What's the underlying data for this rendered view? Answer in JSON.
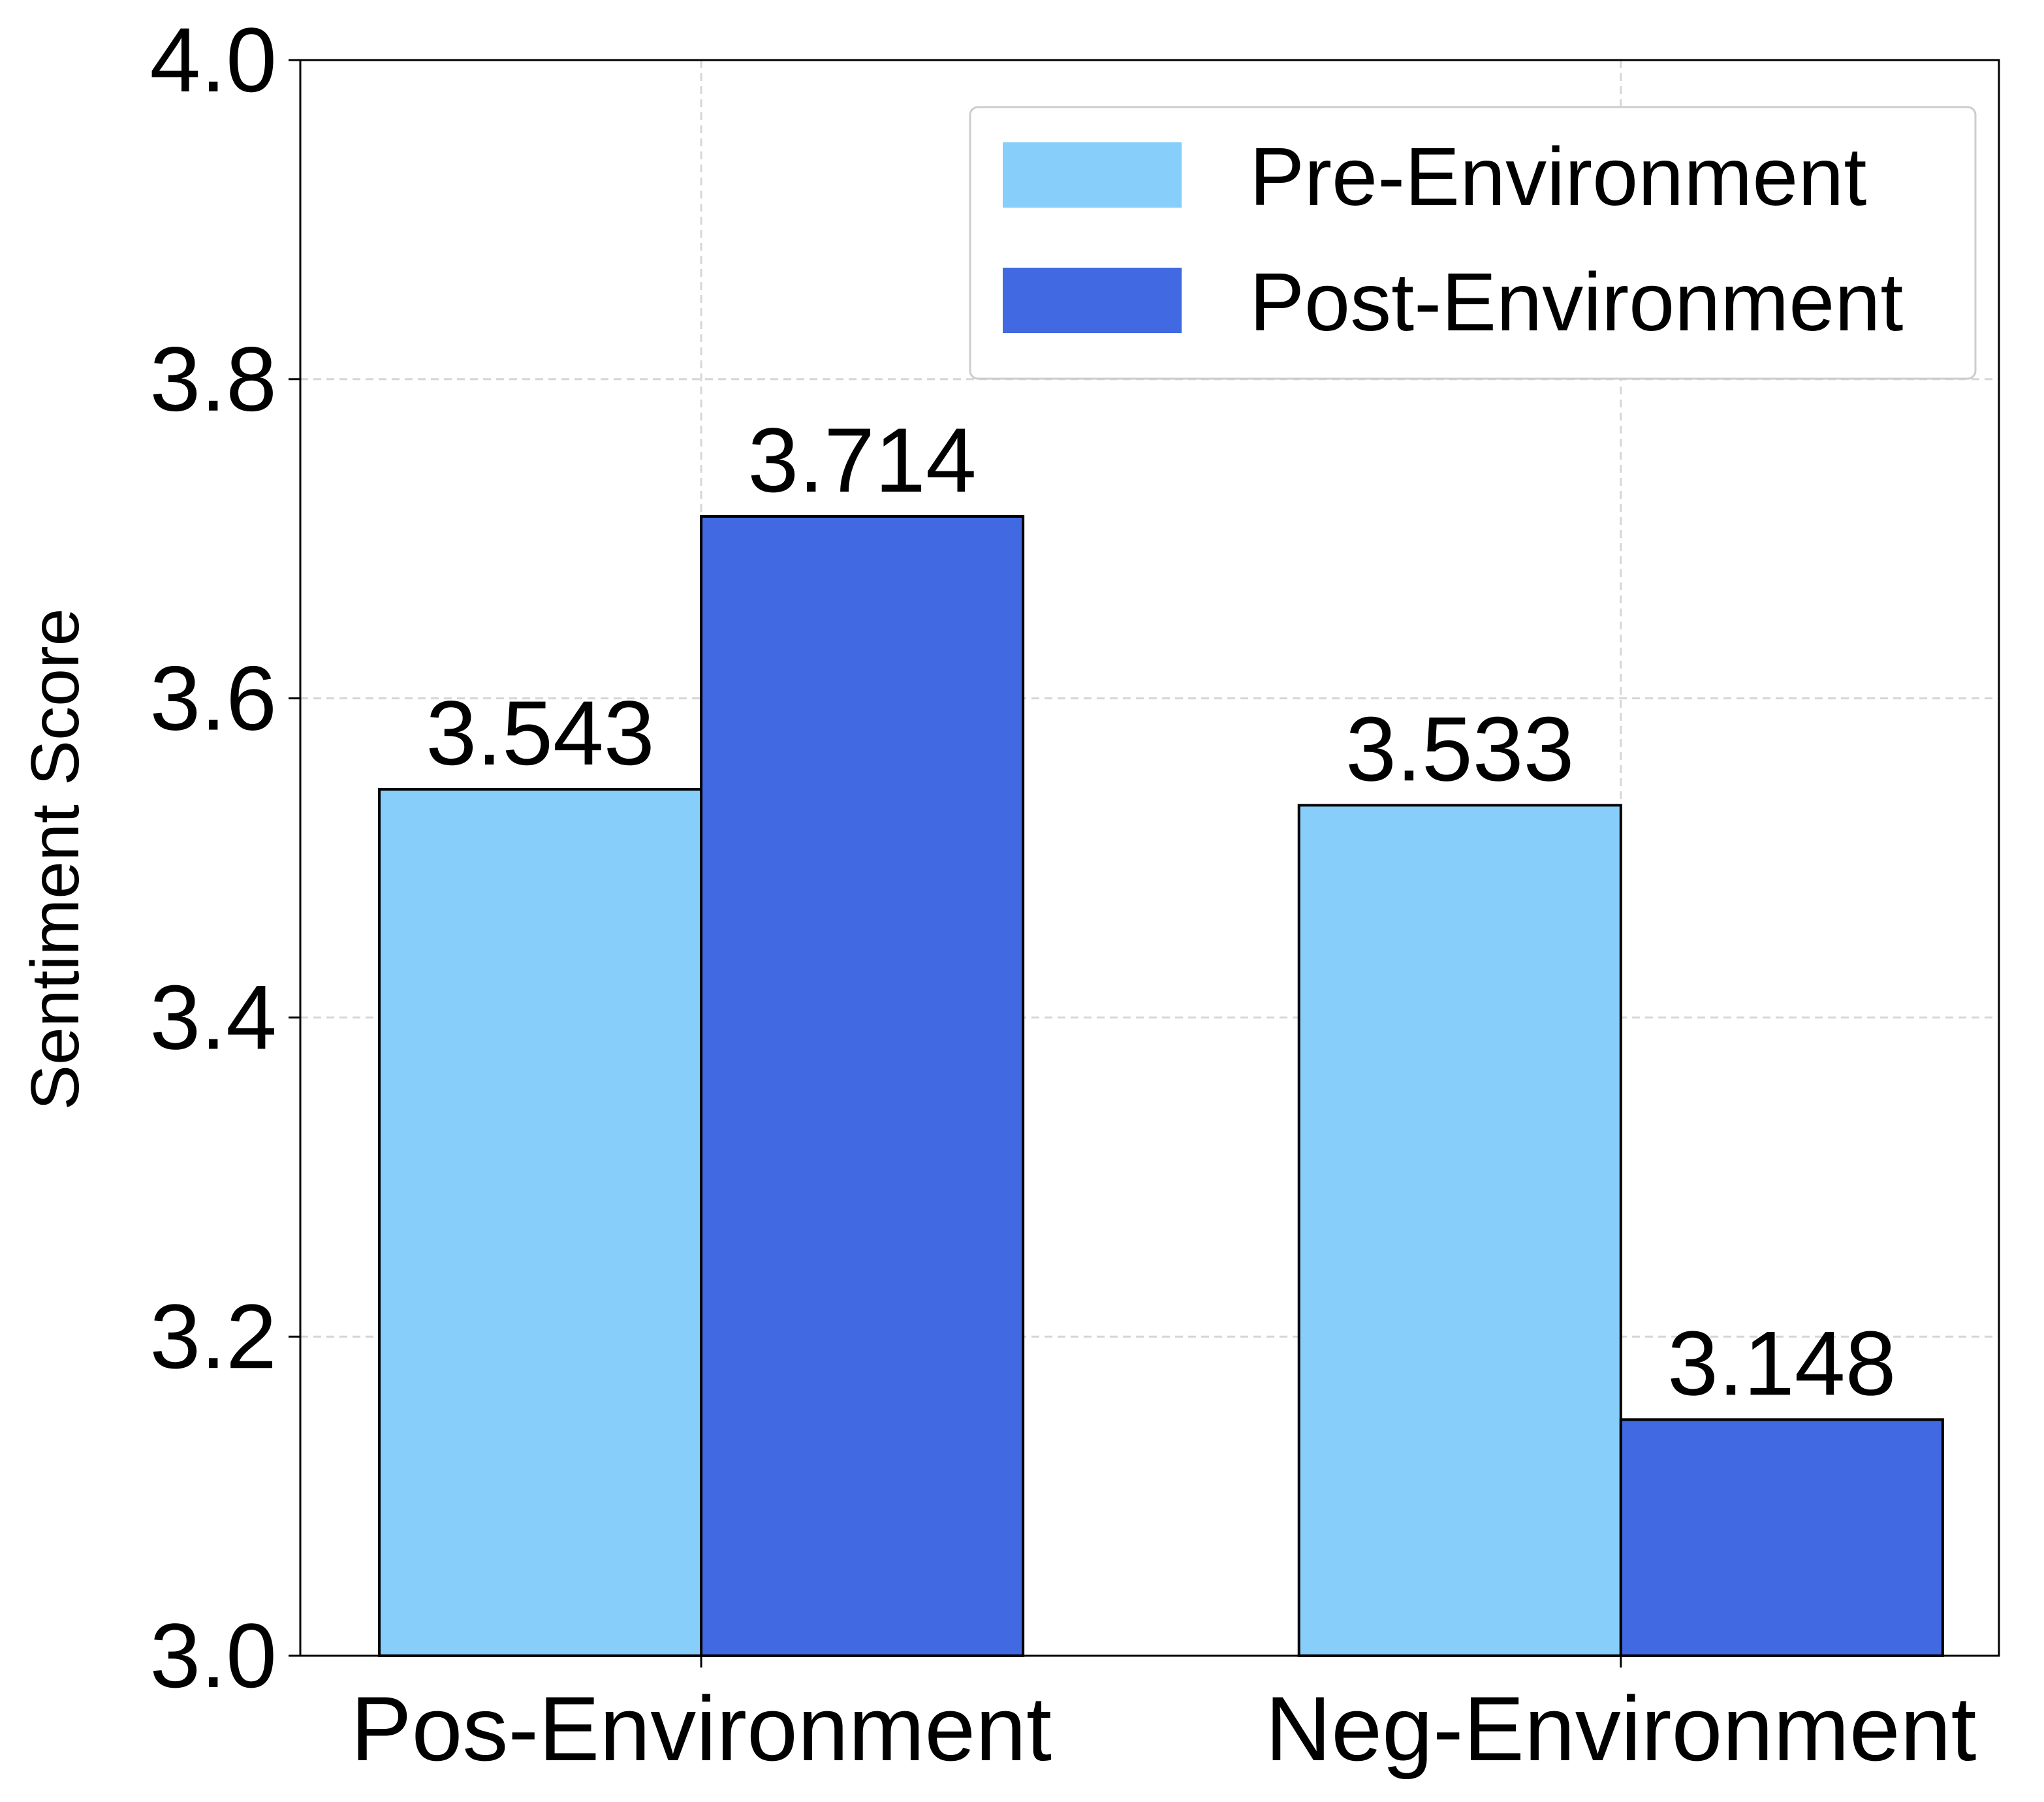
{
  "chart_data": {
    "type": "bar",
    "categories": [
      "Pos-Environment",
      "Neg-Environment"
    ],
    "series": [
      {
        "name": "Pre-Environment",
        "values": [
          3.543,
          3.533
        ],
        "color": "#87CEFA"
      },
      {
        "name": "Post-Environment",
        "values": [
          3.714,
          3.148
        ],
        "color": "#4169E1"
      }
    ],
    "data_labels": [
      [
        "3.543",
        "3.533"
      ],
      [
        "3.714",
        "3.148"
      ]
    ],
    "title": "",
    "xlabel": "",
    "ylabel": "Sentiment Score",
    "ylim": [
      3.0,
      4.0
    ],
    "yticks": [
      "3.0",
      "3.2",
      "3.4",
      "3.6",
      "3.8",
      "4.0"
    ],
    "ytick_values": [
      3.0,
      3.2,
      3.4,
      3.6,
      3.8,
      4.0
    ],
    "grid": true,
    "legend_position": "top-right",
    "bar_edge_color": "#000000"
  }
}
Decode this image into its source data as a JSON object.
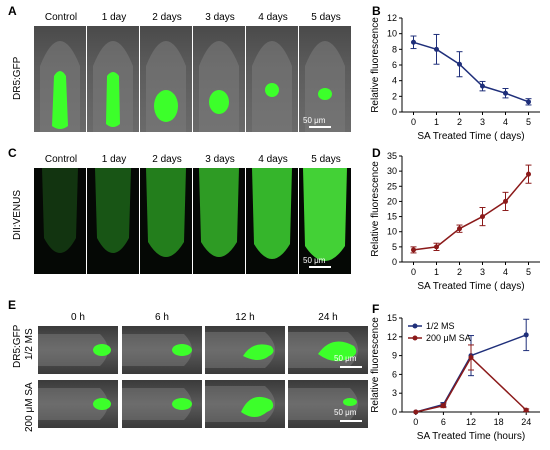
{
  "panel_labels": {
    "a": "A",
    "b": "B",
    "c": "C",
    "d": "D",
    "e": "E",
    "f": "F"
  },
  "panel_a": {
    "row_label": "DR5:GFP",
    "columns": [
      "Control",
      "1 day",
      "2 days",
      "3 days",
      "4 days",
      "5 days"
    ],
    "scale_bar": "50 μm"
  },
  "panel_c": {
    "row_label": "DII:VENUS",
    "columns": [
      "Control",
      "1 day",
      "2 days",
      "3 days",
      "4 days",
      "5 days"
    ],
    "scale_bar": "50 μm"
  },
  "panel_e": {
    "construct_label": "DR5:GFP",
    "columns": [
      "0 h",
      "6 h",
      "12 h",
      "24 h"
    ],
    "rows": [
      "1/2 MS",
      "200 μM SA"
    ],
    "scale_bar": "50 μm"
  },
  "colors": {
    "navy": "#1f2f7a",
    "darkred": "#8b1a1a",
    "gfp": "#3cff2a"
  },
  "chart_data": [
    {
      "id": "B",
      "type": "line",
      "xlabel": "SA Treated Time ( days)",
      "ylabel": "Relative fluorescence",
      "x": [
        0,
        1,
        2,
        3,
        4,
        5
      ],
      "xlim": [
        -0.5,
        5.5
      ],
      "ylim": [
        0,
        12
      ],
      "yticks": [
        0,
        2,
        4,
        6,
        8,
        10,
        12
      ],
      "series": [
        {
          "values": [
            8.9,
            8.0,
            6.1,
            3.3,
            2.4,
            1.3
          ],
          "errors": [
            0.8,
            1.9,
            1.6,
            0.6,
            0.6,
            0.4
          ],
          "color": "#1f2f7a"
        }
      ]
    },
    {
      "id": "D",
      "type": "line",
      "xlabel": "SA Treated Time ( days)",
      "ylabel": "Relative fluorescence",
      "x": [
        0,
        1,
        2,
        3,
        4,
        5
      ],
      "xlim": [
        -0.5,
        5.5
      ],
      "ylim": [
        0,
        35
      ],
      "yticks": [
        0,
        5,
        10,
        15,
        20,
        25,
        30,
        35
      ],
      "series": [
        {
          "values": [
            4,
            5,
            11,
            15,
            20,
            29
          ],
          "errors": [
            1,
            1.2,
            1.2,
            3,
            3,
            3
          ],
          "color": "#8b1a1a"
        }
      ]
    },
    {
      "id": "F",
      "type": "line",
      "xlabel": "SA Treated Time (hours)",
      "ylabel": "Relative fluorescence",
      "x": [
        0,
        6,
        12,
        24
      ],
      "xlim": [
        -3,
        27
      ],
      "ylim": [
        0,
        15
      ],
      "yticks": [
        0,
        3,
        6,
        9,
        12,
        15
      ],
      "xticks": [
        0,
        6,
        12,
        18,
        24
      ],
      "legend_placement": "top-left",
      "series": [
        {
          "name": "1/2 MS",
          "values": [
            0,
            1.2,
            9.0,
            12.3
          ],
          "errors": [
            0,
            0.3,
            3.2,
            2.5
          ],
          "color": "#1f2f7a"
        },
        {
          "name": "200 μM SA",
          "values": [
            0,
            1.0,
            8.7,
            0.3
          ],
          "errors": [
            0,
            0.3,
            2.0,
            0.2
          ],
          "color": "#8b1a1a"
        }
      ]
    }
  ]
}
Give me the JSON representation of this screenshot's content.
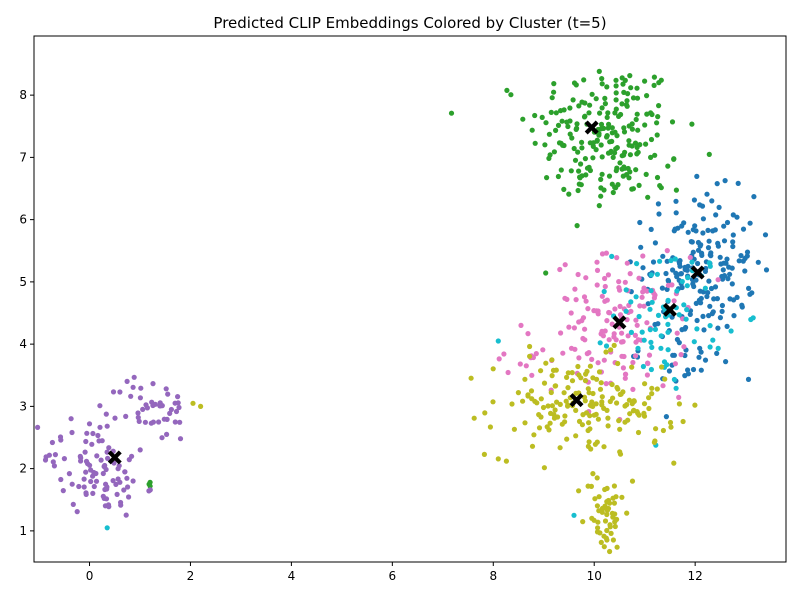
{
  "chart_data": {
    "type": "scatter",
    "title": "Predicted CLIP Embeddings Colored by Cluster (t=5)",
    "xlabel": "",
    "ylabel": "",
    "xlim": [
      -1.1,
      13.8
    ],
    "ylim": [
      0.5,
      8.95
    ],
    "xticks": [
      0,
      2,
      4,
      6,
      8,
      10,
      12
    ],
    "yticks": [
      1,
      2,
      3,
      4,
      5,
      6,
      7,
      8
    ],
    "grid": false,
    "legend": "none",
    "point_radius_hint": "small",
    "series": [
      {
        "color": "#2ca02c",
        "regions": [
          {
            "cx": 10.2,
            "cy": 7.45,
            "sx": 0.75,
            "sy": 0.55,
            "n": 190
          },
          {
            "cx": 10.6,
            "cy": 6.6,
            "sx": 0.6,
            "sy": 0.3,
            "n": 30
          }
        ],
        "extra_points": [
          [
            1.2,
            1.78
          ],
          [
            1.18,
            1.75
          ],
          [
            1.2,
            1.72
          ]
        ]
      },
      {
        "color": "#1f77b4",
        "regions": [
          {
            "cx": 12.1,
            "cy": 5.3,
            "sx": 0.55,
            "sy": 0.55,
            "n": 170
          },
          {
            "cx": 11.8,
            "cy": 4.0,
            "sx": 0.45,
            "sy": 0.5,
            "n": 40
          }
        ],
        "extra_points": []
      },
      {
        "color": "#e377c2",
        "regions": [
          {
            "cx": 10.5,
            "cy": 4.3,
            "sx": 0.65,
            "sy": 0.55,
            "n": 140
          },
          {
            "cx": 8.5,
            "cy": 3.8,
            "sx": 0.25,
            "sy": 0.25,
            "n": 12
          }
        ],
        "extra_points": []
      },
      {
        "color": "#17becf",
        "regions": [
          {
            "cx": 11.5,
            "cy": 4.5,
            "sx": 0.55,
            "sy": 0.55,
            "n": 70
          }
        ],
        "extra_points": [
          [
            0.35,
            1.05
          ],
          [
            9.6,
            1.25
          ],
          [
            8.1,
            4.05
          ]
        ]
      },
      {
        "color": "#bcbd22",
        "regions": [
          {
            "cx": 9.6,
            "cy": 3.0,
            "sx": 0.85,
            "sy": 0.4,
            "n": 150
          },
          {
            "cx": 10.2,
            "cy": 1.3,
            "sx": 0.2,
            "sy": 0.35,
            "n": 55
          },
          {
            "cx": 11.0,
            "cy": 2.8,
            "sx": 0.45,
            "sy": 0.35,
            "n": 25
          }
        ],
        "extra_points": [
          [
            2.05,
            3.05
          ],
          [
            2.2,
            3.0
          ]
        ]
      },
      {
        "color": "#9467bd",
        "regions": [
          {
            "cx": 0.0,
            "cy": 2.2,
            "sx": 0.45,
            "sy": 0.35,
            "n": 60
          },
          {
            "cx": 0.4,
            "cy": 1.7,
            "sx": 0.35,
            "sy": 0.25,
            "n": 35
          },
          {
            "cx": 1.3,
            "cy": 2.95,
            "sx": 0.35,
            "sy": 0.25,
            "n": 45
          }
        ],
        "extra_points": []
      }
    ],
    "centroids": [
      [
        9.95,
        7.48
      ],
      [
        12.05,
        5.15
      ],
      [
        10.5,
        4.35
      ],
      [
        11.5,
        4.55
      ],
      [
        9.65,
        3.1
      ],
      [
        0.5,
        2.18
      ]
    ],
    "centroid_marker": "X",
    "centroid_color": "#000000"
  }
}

Instructions for the task ->
Using the records above, retype everything exactly except the pictures.

Response to the task ->
What's the underlying data for this rendered view? Answer in JSON.
{
  "chart_data": {
    "type": "bar",
    "categories": [
      "Pos-Environment",
      "Neg-Environment"
    ],
    "series": [
      {
        "name": "Pre-Environment",
        "values": [
          3.543,
          3.533
        ],
        "color": "#87CEFA"
      },
      {
        "name": "Post-Environment",
        "values": [
          3.714,
          3.148
        ],
        "color": "#4169E1"
      }
    ],
    "data_labels": [
      [
        "3.543",
        "3.533"
      ],
      [
        "3.714",
        "3.148"
      ]
    ],
    "title": "",
    "xlabel": "",
    "ylabel": "Sentiment Score",
    "ylim": [
      3.0,
      4.0
    ],
    "yticks": [
      "3.0",
      "3.2",
      "3.4",
      "3.6",
      "3.8",
      "4.0"
    ],
    "ytick_values": [
      3.0,
      3.2,
      3.4,
      3.6,
      3.8,
      4.0
    ],
    "grid": true,
    "legend_position": "top-right",
    "bar_edge_color": "#000000"
  }
}
Decode this image into its source data as a JSON object.
{
  "panel_labels": {
    "a": "A",
    "b": "B",
    "c": "C",
    "d": "D",
    "e": "E",
    "f": "F"
  },
  "panel_a": {
    "row_label": "DR5:GFP",
    "columns": [
      "Control",
      "1 day",
      "2 days",
      "3 days",
      "4 days",
      "5 days"
    ],
    "scale_bar": "50 μm"
  },
  "panel_c": {
    "row_label": "DII:VENUS",
    "columns": [
      "Control",
      "1 day",
      "2 days",
      "3 days",
      "4 days",
      "5 days"
    ],
    "scale_bar": "50 μm"
  },
  "panel_e": {
    "construct_label": "DR5:GFP",
    "columns": [
      "0 h",
      "6 h",
      "12 h",
      "24 h"
    ],
    "rows": [
      "1/2 MS",
      "200 μM SA"
    ],
    "scale_bar": "50 μm"
  },
  "colors": {
    "navy": "#1f2f7a",
    "darkred": "#8b1a1a",
    "gfp": "#3cff2a"
  },
  "chart_data": [
    {
      "id": "B",
      "type": "line",
      "xlabel": "SA Treated Time ( days)",
      "ylabel": "Relative fluorescence",
      "x": [
        0,
        1,
        2,
        3,
        4,
        5
      ],
      "xlim": [
        -0.5,
        5.5
      ],
      "ylim": [
        0,
        12
      ],
      "yticks": [
        0,
        2,
        4,
        6,
        8,
        10,
        12
      ],
      "series": [
        {
          "values": [
            8.9,
            8.0,
            6.1,
            3.3,
            2.4,
            1.3
          ],
          "errors": [
            0.8,
            1.9,
            1.6,
            0.6,
            0.6,
            0.4
          ],
          "color": "#1f2f7a"
        }
      ]
    },
    {
      "id": "D",
      "type": "line",
      "xlabel": "SA Treated Time ( days)",
      "ylabel": "Relative fluorescence",
      "x": [
        0,
        1,
        2,
        3,
        4,
        5
      ],
      "xlim": [
        -0.5,
        5.5
      ],
      "ylim": [
        0,
        35
      ],
      "yticks": [
        0,
        5,
        10,
        15,
        20,
        25,
        30,
        35
      ],
      "series": [
        {
          "values": [
            4,
            5,
            11,
            15,
            20,
            29
          ],
          "errors": [
            1,
            1.2,
            1.2,
            3,
            3,
            3
          ],
          "color": "#8b1a1a"
        }
      ]
    },
    {
      "id": "F",
      "type": "line",
      "xlabel": "SA Treated Time (hours)",
      "ylabel": "Relative fluorescence",
      "x": [
        0,
        6,
        12,
        24
      ],
      "xlim": [
        -3,
        27
      ],
      "ylim": [
        0,
        15
      ],
      "yticks": [
        0,
        3,
        6,
        9,
        12,
        15
      ],
      "xticks": [
        0,
        6,
        12,
        18,
        24
      ],
      "legend_placement": "top-left",
      "series": [
        {
          "name": "1/2 MS",
          "values": [
            0,
            1.2,
            9.0,
            12.3
          ],
          "errors": [
            0,
            0.3,
            3.2,
            2.5
          ],
          "color": "#1f2f7a"
        },
        {
          "name": "200 μM SA",
          "values": [
            0,
            1.0,
            8.7,
            0.3
          ],
          "errors": [
            0,
            0.3,
            2.0,
            0.2
          ],
          "color": "#8b1a1a"
        }
      ]
    }
  ]
}
Give me the JSON representation of this screenshot's content.
{
  "chart_data": {
    "type": "scatter",
    "title": "Predicted CLIP Embeddings Colored by Cluster (t=5)",
    "xlabel": "",
    "ylabel": "",
    "xlim": [
      -1.1,
      13.8
    ],
    "ylim": [
      0.5,
      8.95
    ],
    "xticks": [
      0,
      2,
      4,
      6,
      8,
      10,
      12
    ],
    "yticks": [
      1,
      2,
      3,
      4,
      5,
      6,
      7,
      8
    ],
    "grid": false,
    "legend": "none",
    "point_radius_hint": "small",
    "series": [
      {
        "color": "#2ca02c",
        "regions": [
          {
            "cx": 10.2,
            "cy": 7.45,
            "sx": 0.75,
            "sy": 0.55,
            "n": 190
          },
          {
            "cx": 10.6,
            "cy": 6.6,
            "sx": 0.6,
            "sy": 0.3,
            "n": 30
          }
        ],
        "extra_points": [
          [
            1.2,
            1.78
          ],
          [
            1.18,
            1.75
          ],
          [
            1.2,
            1.72
          ]
        ]
      },
      {
        "color": "#1f77b4",
        "regions": [
          {
            "cx": 12.1,
            "cy": 5.3,
            "sx": 0.55,
            "sy": 0.55,
            "n": 170
          },
          {
            "cx": 11.8,
            "cy": 4.0,
            "sx": 0.45,
            "sy": 0.5,
            "n": 40
          }
        ],
        "extra_points": []
      },
      {
        "color": "#e377c2",
        "regions": [
          {
            "cx": 10.5,
            "cy": 4.3,
            "sx": 0.65,
            "sy": 0.55,
            "n": 140
          },
          {
            "cx": 8.5,
            "cy": 3.8,
            "sx": 0.25,
            "sy": 0.25,
            "n": 12
          }
        ],
        "extra_points": []
      },
      {
        "color": "#17becf",
        "regions": [
          {
            "cx": 11.5,
            "cy": 4.5,
            "sx": 0.55,
            "sy": 0.55,
            "n": 70
          }
        ],
        "extra_points": [
          [
            0.35,
            1.05
          ],
          [
            9.6,
            1.25
          ],
          [
            8.1,
            4.05
          ]
        ]
      },
      {
        "color": "#bcbd22",
        "regions": [
          {
            "cx": 9.6,
            "cy": 3.0,
            "sx": 0.85,
            "sy": 0.4,
            "n": 150
          },
          {
            "cx": 10.2,
            "cy": 1.3,
            "sx": 0.2,
            "sy": 0.35,
            "n": 55
          },
          {
            "cx": 11.0,
            "cy": 2.8,
            "sx": 0.45,
            "sy": 0.35,
            "n": 25
          }
        ],
        "extra_points": [
          [
            2.05,
            3.05
          ],
          [
            2.2,
            3.0
          ]
        ]
      },
      {
        "color": "#9467bd",
        "regions": [
          {
            "cx": 0.0,
            "cy": 2.2,
            "sx": 0.45,
            "sy": 0.35,
            "n": 60
          },
          {
            "cx": 0.4,
            "cy": 1.7,
            "sx": 0.35,
            "sy": 0.25,
            "n": 35
          },
          {
            "cx": 1.3,
            "cy": 2.95,
            "sx": 0.35,
            "sy": 0.25,
            "n": 45
          }
        ],
        "extra_points": []
      }
    ],
    "centroids": [
      [
        9.95,
        7.48
      ],
      [
        12.05,
        5.15
      ],
      [
        10.5,
        4.35
      ],
      [
        11.5,
        4.55
      ],
      [
        9.65,
        3.1
      ],
      [
        0.5,
        2.18
      ]
    ],
    "centroid_marker": "X",
    "centroid_color": "#000000"
  }
}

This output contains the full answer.